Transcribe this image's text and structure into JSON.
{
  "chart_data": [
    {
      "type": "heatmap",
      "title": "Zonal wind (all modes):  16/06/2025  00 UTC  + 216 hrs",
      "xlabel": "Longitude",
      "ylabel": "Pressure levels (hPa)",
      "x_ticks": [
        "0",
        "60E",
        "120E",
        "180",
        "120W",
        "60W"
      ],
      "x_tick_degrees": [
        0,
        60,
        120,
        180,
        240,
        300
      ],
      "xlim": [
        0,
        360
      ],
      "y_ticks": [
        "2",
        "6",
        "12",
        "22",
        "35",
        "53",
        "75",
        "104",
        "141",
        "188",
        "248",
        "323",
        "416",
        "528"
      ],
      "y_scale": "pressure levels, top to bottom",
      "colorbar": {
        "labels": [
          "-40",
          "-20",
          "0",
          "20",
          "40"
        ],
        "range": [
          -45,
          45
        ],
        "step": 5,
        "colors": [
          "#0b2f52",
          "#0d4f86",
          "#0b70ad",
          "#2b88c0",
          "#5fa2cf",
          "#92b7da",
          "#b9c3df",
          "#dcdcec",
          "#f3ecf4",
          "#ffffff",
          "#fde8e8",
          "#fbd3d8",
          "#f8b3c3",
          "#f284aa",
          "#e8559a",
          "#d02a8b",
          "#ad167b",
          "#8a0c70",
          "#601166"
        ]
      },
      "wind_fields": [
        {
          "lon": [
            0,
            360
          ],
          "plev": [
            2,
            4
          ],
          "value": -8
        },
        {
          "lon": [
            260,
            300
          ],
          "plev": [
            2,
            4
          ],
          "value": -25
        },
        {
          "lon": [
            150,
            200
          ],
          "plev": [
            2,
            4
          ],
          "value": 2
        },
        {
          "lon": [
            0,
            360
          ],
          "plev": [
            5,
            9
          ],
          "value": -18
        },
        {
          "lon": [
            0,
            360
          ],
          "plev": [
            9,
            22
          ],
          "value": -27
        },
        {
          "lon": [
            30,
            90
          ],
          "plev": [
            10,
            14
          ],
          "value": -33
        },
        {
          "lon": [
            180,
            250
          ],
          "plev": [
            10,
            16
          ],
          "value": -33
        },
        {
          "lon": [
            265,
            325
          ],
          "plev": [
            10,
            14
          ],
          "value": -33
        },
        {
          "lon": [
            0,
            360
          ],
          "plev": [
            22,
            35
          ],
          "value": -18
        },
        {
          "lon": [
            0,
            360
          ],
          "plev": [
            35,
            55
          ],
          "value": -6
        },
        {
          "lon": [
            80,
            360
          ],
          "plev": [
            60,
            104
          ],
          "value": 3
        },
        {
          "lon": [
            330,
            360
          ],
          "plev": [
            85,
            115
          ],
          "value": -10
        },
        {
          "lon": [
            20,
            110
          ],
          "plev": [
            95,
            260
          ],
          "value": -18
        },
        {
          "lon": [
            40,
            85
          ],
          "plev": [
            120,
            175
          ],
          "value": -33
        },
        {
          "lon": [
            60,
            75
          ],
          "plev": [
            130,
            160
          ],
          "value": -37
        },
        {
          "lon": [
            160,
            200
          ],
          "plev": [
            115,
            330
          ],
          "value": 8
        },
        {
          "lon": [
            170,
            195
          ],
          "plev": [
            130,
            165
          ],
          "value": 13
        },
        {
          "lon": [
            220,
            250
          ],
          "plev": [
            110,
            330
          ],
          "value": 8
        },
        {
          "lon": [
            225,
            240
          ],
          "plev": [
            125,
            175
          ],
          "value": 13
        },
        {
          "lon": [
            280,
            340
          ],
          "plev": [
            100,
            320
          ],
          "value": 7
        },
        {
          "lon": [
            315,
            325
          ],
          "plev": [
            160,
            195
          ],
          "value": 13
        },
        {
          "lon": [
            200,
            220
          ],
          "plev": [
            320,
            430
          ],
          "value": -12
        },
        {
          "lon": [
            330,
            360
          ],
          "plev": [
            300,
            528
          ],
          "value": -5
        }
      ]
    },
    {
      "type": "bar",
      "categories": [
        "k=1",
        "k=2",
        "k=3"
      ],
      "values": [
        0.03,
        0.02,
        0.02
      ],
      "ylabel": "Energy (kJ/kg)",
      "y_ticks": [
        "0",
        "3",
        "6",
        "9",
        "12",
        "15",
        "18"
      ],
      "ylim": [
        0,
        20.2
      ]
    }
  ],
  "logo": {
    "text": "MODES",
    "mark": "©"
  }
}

════

Write the number of lines containing the word "levels" and nothing besides it.

### Solved exercise
2